[WRITTEN PROBLEM]
Copy the records below exactly, leaving out any pictures.

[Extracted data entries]
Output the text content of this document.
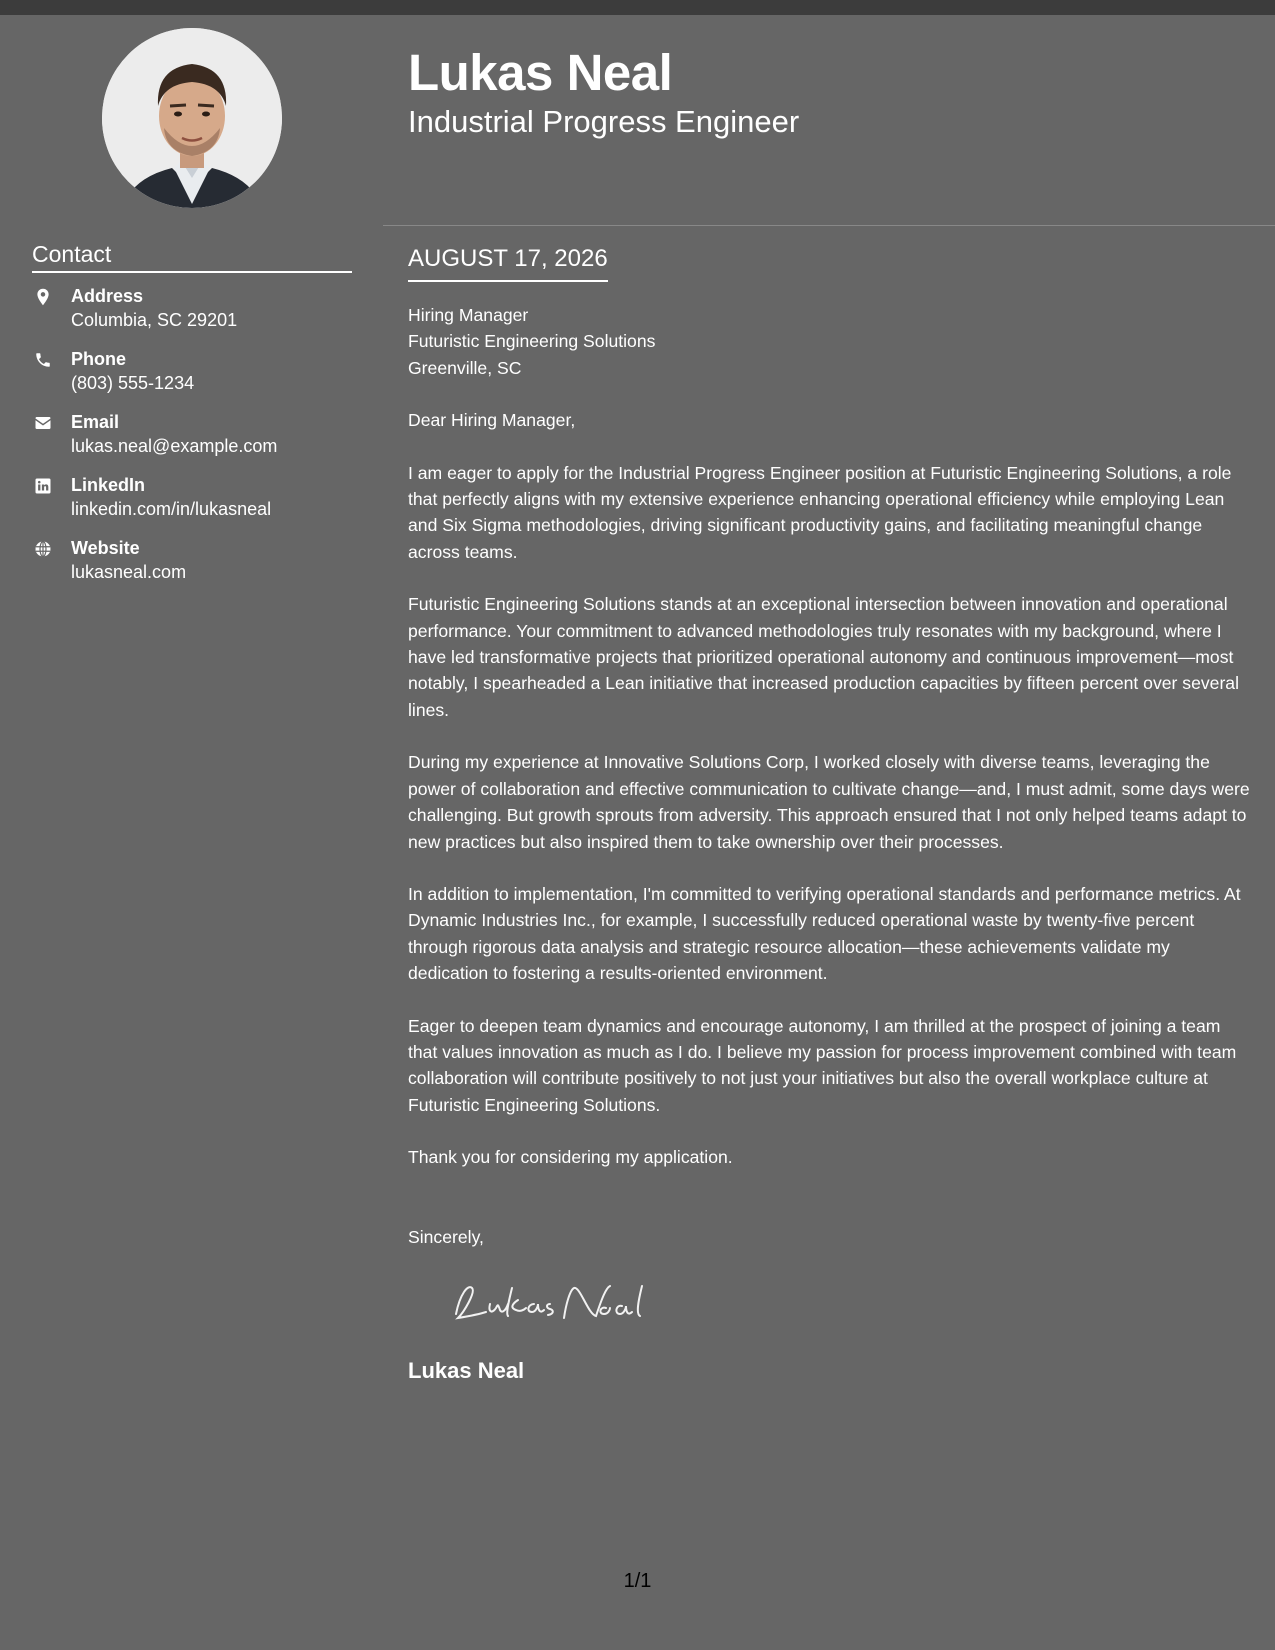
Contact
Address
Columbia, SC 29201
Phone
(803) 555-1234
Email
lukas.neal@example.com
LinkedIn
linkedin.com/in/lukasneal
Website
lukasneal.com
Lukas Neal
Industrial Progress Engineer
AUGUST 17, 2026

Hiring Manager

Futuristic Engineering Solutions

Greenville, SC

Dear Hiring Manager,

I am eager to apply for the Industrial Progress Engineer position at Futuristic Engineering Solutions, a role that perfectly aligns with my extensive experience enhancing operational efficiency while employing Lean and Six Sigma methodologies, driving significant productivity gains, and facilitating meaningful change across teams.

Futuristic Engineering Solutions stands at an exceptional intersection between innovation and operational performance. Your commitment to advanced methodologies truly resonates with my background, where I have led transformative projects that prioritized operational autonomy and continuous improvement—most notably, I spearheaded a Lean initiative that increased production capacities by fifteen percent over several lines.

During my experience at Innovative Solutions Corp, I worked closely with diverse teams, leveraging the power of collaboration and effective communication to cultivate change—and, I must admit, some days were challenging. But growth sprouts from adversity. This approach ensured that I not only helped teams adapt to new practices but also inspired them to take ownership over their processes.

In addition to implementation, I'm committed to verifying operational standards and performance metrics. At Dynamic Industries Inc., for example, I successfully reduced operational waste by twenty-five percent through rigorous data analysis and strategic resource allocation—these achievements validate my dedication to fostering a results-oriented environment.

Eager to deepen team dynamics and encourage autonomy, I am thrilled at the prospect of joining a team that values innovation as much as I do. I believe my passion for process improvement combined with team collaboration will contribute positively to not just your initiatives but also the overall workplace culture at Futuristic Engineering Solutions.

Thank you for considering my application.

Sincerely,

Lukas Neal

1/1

[EXERCISE OUTPUT]
Output the text content of this document.
Contact
Address
Columbia, SC 29201
Phone
(803) 555-1234
Email
lukas.neal@example.com
LinkedIn
linkedin.com/in/lukasneal
Website
lukasneal.com
Lukas Neal
Industrial Progress Engineer
AUGUST 17, 2026

Hiring Manager

Futuristic Engineering Solutions

Greenville, SC

Dear Hiring Manager,

I am eager to apply for the Industrial Progress Engineer position at Futuristic Engineering Solutions, a role that perfectly aligns with my extensive experience enhancing operational efficiency while employing Lean and Six Sigma methodologies, driving significant productivity gains, and facilitating meaningful change across teams.

Futuristic Engineering Solutions stands at an exceptional intersection between innovation and operational performance. Your commitment to advanced methodologies truly resonates with my background, where I have led transformative projects that prioritized operational autonomy and continuous improvement—most notably, I spearheaded a Lean initiative that increased production capacities by fifteen percent over several lines.

During my experience at Innovative Solutions Corp, I worked closely with diverse teams, leveraging the power of collaboration and effective communication to cultivate change—and, I must admit, some days were challenging. But growth sprouts from adversity. This approach ensured that I not only helped teams adapt to new practices but also inspired them to take ownership over their processes.

In addition to implementation, I'm committed to verifying operational standards and performance metrics. At Dynamic Industries Inc., for example, I successfully reduced operational waste by twenty-five percent through rigorous data analysis and strategic resource allocation—these achievements validate my dedication to fostering a results-oriented environment.

Eager to deepen team dynamics and encourage autonomy, I am thrilled at the prospect of joining a team that values innovation as much as I do. I believe my passion for process improvement combined with team collaboration will contribute positively to not just your initiatives but also the overall workplace culture at Futuristic Engineering Solutions.

Thank you for considering my application.

Sincerely,

Lukas Neal

1/1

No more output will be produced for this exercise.